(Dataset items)
---

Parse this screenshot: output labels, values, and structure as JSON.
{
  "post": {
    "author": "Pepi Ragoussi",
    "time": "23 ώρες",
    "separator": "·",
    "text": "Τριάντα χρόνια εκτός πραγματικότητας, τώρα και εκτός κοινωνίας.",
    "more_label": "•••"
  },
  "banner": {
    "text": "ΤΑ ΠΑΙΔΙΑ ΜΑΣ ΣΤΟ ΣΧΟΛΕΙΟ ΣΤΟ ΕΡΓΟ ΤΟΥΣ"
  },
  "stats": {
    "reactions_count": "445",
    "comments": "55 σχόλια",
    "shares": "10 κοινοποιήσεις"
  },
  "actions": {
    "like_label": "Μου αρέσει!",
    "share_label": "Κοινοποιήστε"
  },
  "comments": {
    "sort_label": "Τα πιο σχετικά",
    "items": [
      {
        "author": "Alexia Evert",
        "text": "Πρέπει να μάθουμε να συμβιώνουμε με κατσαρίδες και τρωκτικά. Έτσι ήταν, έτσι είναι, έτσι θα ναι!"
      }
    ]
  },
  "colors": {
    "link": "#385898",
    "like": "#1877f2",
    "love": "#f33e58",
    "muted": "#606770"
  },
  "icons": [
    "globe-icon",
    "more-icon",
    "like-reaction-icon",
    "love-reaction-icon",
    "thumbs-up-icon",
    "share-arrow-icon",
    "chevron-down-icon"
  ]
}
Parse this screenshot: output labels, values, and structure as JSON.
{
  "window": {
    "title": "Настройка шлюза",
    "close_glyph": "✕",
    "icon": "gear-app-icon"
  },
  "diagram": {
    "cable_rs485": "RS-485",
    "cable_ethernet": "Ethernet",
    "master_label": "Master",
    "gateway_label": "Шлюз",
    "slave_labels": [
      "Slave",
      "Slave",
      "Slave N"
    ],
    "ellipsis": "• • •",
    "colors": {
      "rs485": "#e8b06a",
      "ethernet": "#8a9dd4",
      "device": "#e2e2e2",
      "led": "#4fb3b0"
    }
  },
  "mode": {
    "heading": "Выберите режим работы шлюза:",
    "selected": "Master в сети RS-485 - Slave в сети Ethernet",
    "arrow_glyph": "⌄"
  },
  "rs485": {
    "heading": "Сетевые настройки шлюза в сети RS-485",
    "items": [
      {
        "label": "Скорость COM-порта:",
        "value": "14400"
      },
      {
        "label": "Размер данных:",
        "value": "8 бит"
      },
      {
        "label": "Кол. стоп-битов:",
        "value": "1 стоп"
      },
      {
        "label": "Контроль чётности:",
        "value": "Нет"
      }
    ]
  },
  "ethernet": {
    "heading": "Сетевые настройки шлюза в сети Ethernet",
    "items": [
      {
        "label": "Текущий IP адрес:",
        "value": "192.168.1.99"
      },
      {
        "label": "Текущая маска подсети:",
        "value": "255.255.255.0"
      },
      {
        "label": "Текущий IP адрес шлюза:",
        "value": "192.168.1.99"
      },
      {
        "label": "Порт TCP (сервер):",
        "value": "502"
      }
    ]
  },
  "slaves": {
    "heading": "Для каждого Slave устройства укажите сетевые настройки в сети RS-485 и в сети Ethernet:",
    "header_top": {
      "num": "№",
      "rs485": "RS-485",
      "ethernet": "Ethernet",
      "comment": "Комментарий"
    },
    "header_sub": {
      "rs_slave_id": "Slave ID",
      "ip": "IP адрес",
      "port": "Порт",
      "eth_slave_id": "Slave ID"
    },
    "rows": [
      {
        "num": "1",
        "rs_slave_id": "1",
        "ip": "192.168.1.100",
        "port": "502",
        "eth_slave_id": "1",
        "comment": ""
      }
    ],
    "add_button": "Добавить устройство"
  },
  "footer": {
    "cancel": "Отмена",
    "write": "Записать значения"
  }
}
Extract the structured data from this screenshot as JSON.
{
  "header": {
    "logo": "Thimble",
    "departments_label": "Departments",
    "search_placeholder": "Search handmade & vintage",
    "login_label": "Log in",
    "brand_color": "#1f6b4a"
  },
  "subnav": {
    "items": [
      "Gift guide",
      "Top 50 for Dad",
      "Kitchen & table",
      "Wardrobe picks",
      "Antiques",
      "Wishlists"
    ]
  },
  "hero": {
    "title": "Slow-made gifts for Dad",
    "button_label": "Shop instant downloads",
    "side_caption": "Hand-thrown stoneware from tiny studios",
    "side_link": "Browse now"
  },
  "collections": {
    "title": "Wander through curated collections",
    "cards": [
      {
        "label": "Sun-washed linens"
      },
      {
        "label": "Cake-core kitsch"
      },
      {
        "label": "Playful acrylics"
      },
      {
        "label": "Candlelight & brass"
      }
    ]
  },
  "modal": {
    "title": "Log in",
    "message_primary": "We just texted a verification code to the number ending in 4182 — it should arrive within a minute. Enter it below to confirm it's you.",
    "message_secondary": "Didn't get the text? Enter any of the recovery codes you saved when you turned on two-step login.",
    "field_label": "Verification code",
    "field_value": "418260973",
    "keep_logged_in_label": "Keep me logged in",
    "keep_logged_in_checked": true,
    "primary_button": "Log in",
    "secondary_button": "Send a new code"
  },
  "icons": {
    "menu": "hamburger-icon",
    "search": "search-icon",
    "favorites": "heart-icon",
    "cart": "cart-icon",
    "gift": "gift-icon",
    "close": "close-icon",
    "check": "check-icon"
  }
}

---

AIM. From the first line to the last, please quote the material above exactly.

EXPECTED ANSWER.
Parse this screenshot: output labels, values, and structure as JSON.
{
  "post": {
    "author": "Pepi Ragoussi",
    "time": "23 ώρες",
    "separator": "·",
    "text": "Τριάντα χρόνια εκτός πραγματικότητας, τώρα και εκτός κοινωνίας.",
    "more_label": "•••"
  },
  "banner": {
    "text": "ΤΑ ΠΑΙΔΙΑ ΜΑΣ ΣΤΟ ΣΧΟΛΕΙΟ ΣΤΟ ΕΡΓΟ ΤΟΥΣ"
  },
  "stats": {
    "reactions_count": "445",
    "comments": "55 σχόλια",
    "shares": "10 κοινοποιήσεις"
  },
  "actions": {
    "like_label": "Μου αρέσει!",
    "share_label": "Κοινοποιήστε"
  },
  "comments": {
    "sort_label": "Τα πιο σχετικά",
    "items": [
      {
        "author": "Alexia Evert",
        "text": "Πρέπει να μάθουμε να συμβιώνουμε με κατσαρίδες και τρωκτικά. Έτσι ήταν, έτσι είναι, έτσι θα ναι!"
      }
    ]
  },
  "colors": {
    "link": "#385898",
    "like": "#1877f2",
    "love": "#f33e58",
    "muted": "#606770"
  },
  "icons": [
    "globe-icon",
    "more-icon",
    "like-reaction-icon",
    "love-reaction-icon",
    "thumbs-up-icon",
    "share-arrow-icon",
    "chevron-down-icon"
  ]
}
Parse this screenshot: output labels, values, and structure as JSON.
{
  "window": {
    "title": "Настройка шлюза",
    "close_glyph": "✕",
    "icon": "gear-app-icon"
  },
  "diagram": {
    "cable_rs485": "RS-485",
    "cable_ethernet": "Ethernet",
    "master_label": "Master",
    "gateway_label": "Шлюз",
    "slave_labels": [
      "Slave",
      "Slave",
      "Slave N"
    ],
    "ellipsis": "• • •",
    "colors": {
      "rs485": "#e8b06a",
      "ethernet": "#8a9dd4",
      "device": "#e2e2e2",
      "led": "#4fb3b0"
    }
  },
  "mode": {
    "heading": "Выберите режим работы шлюза:",
    "selected": "Master в сети RS-485 - Slave в сети Ethernet",
    "arrow_glyph": "⌄"
  },
  "rs485": {
    "heading": "Сетевые настройки шлюза в сети RS-485",
    "items": [
      {
        "label": "Скорость COM-порта:",
        "value": "14400"
      },
      {
        "label": "Размер данных:",
        "value": "8 бит"
      },
      {
        "label": "Кол. стоп-битов:",
        "value": "1 стоп"
      },
      {
        "label": "Контроль чётности:",
        "value": "Нет"
      }
    ]
  },
  "ethernet": {
    "heading": "Сетевые настройки шлюза в сети Ethernet",
    "items": [
      {
        "label": "Текущий IP адрес:",
        "value": "192.168.1.99"
      },
      {
        "label": "Текущая маска подсети:",
        "value": "255.255.255.0"
      },
      {
        "label": "Текущий IP адрес шлюза:",
        "value": "192.168.1.99"
      },
      {
        "label": "Порт TCP (сервер):",
        "value": "502"
      }
    ]
  },
  "slaves": {
    "heading": "Для каждого Slave устройства укажите сетевые настройки в сети RS-485 и в сети Ethernet:",
    "header_top": {
      "num": "№",
      "rs485": "RS-485",
      "ethernet": "Ethernet",
      "comment": "Комментарий"
    },
    "header_sub": {
      "rs_slave_id": "Slave ID",
      "ip": "IP адрес",
      "port": "Порт",
      "eth_slave_id": "Slave ID"
    },
    "rows": [
      {
        "num": "1",
        "rs_slave_id": "1",
        "ip": "192.168.1.100",
        "port": "502",
        "eth_slave_id": "1",
        "comment": ""
      }
    ],
    "add_button": "Добавить устройство"
  },
  "footer": {
    "cancel": "Отмена",
    "write": "Записать значения"
  }
}
Extract the structured data from this screenshot as JSON.
{
  "header": {
    "logo": "Thimble",
    "departments_label": "Departments",
    "search_placeholder": "Search handmade & vintage",
    "login_label": "Log in",
    "brand_color": "#1f6b4a"
  },
  "subnav": {
    "items": [
      "Gift guide",
      "Top 50 for Dad",
      "Kitchen & table",
      "Wardrobe picks",
      "Antiques",
      "Wishlists"
    ]
  },
  "hero": {
    "title": "Slow-made gifts for Dad",
    "button_label": "Shop instant downloads",
    "side_caption": "Hand-thrown stoneware from tiny studios",
    "side_link": "Browse now"
  },
  "collections": {
    "title": "Wander through curated collections",
    "cards": [
      {
        "label": "Sun-washed linens"
      },
      {
        "label": "Cake-core kitsch"
      },
      {
        "label": "Playful acrylics"
      },
      {
        "label": "Candlelight & brass"
      }
    ]
  },
  "modal": {
    "title": "Log in",
    "message_primary": "We just texted a verification code to the number ending in 4182 — it should arrive within a minute. Enter it below to confirm it's you.",
    "message_secondary": "Didn't get the text? Enter any of the recovery codes you saved when you turned on two-step login.",
    "field_label": "Verification code",
    "field_value": "418260973",
    "keep_logged_in_label": "Keep me logged in",
    "keep_logged_in_checked": true,
    "primary_button": "Log in",
    "secondary_button": "Send a new code"
  },
  "icons": {
    "menu": "hamburger-icon",
    "search": "search-icon",
    "favorites": "heart-icon",
    "cart": "cart-icon",
    "gift": "gift-icon",
    "close": "close-icon",
    "check": "check-icon"
  }
}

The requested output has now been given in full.